• **Set task**
Across the listing below, how many lines hold "的坐标为"? Reply with the number by itself.

Dataset items:
## start
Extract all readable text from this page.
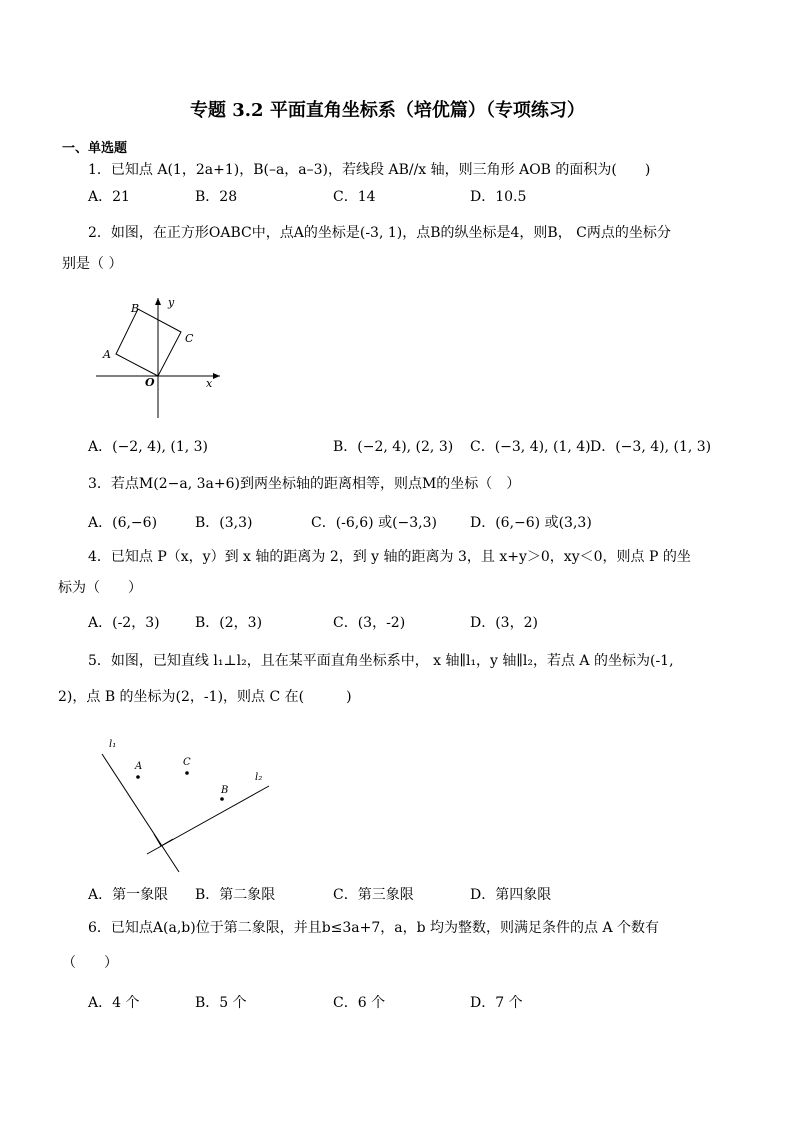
专题 3.2 平面直角坐标系（培优篇）（专项练习）
一、单选题
1．已知点 A(1，2a+1)，B(–a，a–3)，若线段 AB//x 轴，则三角形 AOB 的面积为(　　)
A．21	B．28	C．14	D．10.5
2．如图，在正方形OABC中，点A的坐标是(-3, 1)，点B的纵坐标是4，则B， C两点的坐标分
别是（ ）
B	y
C
A
O	x
A．(−2, 4), (1, 3)	B．(−2, 4), (2, 3) C．(−3, 4), (1, 4) D．(−3, 4), (1, 3)
3．若点M(2−a, 3a+6)到两坐标轴的距离相等，则点M的坐标（　）
A．(6,−6)	B．(3,3)	C．(-6,6) 或(−3,3) D．(6,−6) 或(3,3)
4．已知点 P（x，y）到 x 轴的距离为 2，到 y 轴的距离为 3，且 x+y＞0，xy＜0，则点 P 的坐
标为（　　）
A．(-2，3)	B．(2，3)	C．(3，-2)	D．(3，2)
5．如图，已知直线 l₁⊥l₂，且在某平面直角坐标系中， x 轴∥l₁，y 轴∥l₂，若点 A 的坐标为(-1,
2)，点 B 的坐标为(2，-1)，则点 C 在(　　　)
l₁
l₂
A	C
B
A．第一象限 B．第二象限	C．第三象限	D．第四象限
6．已知点A(a,b)位于第二象限，并且b≤3a+7，a，b 均为整数，则满足条件的点 A 个数有
（　　）
A．4 个	B．5 个	C．6 个	D．7 个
## end
• **Result for this exercise**
2